## EXERCISE OBJECTIVE
The records below must be duplicated exactly, character for character.

## RECORDS FOR THE EXERCISE
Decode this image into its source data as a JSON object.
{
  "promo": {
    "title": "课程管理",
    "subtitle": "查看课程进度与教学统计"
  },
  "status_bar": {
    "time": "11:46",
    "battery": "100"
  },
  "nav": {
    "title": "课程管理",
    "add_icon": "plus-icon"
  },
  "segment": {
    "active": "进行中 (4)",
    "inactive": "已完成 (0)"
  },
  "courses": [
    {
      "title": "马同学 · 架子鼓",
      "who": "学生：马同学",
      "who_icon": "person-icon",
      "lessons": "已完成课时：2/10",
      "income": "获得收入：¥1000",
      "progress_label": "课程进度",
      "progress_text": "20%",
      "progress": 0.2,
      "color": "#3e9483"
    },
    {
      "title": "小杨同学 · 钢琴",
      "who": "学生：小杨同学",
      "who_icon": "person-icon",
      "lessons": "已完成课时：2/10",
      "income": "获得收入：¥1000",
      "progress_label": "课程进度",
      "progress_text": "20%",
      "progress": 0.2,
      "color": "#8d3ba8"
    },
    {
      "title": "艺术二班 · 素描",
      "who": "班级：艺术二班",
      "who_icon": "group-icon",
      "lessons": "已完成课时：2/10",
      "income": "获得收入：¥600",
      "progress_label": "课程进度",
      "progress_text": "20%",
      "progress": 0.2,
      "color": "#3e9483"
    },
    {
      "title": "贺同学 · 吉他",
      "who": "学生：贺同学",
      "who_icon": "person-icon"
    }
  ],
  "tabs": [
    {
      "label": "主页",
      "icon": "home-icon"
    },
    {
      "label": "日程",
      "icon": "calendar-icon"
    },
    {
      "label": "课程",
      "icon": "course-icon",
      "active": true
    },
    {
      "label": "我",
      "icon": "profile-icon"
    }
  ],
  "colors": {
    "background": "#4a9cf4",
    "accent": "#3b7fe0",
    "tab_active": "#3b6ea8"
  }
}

## OUTPUT FOR THIS TASK
Decode this image into its source data as a JSON object.
{
  "promo": {
    "title": "课程管理",
    "subtitle": "查看课程进度与教学统计"
  },
  "status_bar": {
    "time": "11:46",
    "battery": "100"
  },
  "nav": {
    "title": "课程管理",
    "add_icon": "plus-icon"
  },
  "segment": {
    "active": "进行中 (4)",
    "inactive": "已完成 (0)"
  },
  "courses": [
    {
      "title": "马同学 · 架子鼓",
      "who": "学生：马同学",
      "who_icon": "person-icon",
      "lessons": "已完成课时：2/10",
      "income": "获得收入：¥1000",
      "progress_label": "课程进度",
      "progress_text": "20%",
      "progress": 0.2,
      "color": "#3e9483"
    },
    {
      "title": "小杨同学 · 钢琴",
      "who": "学生：小杨同学",
      "who_icon": "person-icon",
      "lessons": "已完成课时：2/10",
      "income": "获得收入：¥1000",
      "progress_label": "课程进度",
      "progress_text": "20%",
      "progress": 0.2,
      "color": "#8d3ba8"
    },
    {
      "title": "艺术二班 · 素描",
      "who": "班级：艺术二班",
      "who_icon": "group-icon",
      "lessons": "已完成课时：2/10",
      "income": "获得收入：¥600",
      "progress_label": "课程进度",
      "progress_text": "20%",
      "progress": 0.2,
      "color": "#3e9483"
    },
    {
      "title": "贺同学 · 吉他",
      "who": "学生：贺同学",
      "who_icon": "person-icon"
    }
  ],
  "tabs": [
    {
      "label": "主页",
      "icon": "home-icon"
    },
    {
      "label": "日程",
      "icon": "calendar-icon"
    },
    {
      "label": "课程",
      "icon": "course-icon",
      "active": true
    },
    {
      "label": "我",
      "icon": "profile-icon"
    }
  ],
  "colors": {
    "background": "#4a9cf4",
    "accent": "#3b7fe0",
    "tab_active": "#3b6ea8"
  }
}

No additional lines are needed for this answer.